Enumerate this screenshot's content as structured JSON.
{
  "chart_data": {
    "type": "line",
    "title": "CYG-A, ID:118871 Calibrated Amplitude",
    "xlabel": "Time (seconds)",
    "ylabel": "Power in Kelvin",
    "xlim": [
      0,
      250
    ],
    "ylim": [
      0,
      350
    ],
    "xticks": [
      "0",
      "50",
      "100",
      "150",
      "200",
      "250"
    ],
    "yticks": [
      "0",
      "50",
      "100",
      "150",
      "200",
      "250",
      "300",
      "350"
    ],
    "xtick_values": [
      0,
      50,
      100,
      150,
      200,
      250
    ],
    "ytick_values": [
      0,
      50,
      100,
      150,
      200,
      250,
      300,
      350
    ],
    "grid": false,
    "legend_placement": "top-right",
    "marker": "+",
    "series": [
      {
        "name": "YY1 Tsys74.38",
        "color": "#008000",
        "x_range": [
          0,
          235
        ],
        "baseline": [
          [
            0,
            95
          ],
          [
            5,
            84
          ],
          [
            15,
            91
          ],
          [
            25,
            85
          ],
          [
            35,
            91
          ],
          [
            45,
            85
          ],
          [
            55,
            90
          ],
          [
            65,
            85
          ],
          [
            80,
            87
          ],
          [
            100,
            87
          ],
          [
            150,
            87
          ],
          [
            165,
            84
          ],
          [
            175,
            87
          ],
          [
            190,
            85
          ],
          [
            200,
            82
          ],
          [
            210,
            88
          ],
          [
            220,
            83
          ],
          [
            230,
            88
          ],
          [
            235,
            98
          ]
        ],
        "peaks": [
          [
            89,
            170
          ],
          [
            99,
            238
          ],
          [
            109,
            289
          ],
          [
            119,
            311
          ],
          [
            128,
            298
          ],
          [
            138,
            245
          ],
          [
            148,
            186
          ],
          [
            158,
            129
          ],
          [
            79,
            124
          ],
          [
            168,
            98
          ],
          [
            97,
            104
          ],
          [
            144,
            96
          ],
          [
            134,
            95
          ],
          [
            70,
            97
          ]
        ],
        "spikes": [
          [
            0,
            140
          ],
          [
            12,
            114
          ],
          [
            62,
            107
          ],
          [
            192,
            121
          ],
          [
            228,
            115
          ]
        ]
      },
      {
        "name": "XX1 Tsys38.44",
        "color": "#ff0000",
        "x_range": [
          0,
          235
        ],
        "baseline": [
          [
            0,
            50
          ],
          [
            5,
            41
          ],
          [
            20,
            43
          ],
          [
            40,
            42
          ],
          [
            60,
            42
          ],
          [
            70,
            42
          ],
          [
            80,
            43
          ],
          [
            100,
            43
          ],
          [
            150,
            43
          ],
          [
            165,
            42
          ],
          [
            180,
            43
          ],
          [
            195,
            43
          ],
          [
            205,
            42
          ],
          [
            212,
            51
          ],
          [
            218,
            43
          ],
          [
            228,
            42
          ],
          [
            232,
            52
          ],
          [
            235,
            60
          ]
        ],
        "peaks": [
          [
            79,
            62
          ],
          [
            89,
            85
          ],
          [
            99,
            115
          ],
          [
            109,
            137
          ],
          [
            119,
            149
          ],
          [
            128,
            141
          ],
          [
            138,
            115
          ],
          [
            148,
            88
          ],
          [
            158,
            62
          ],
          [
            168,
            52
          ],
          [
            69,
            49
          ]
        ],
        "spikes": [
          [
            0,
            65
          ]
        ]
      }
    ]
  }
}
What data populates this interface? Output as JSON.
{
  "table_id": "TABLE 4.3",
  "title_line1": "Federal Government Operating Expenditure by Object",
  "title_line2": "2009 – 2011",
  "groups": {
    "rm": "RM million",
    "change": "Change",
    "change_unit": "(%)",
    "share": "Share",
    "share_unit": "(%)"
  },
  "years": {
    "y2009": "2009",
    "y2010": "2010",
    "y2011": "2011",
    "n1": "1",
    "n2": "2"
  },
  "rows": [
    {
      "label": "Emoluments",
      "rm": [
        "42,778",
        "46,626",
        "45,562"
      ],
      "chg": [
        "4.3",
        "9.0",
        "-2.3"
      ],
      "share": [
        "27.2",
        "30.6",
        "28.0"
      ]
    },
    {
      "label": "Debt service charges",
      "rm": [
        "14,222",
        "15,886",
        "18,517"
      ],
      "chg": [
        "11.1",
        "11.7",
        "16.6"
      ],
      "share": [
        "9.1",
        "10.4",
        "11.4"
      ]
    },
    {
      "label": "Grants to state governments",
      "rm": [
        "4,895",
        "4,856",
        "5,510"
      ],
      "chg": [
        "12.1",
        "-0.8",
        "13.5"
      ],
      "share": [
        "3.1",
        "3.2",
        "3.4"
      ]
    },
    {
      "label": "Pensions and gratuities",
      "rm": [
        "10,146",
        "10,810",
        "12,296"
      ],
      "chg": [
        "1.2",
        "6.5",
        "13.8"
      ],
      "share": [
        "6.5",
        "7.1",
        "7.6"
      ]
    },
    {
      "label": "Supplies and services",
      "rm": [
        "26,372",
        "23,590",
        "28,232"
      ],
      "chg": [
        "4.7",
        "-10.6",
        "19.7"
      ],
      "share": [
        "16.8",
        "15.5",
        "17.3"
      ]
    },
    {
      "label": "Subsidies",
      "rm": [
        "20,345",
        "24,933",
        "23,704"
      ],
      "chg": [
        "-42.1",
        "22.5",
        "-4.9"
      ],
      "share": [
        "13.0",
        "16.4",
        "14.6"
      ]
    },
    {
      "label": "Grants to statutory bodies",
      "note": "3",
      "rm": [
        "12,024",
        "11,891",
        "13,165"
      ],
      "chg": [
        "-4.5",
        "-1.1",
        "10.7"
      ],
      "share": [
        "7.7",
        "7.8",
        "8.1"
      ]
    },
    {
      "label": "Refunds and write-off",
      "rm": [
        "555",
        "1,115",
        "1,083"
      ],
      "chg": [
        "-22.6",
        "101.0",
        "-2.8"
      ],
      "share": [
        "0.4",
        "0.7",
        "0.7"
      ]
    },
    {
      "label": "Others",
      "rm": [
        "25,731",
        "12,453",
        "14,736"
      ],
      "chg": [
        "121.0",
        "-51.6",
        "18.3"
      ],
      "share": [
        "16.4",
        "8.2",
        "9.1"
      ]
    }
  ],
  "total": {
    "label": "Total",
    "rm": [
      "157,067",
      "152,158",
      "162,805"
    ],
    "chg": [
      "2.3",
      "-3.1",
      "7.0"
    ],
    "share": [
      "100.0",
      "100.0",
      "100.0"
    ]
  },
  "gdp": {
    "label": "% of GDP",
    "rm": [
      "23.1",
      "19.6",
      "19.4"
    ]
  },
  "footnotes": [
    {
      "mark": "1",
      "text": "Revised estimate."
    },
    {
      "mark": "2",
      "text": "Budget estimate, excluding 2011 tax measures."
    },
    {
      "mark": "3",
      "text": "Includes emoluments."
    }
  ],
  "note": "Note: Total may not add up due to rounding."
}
^^^^
(Required work): Pull out every line containing "name".

(Task output):
        "name": "YY1 Tsys74.38",
        "name": "XX1 Tsys38.44",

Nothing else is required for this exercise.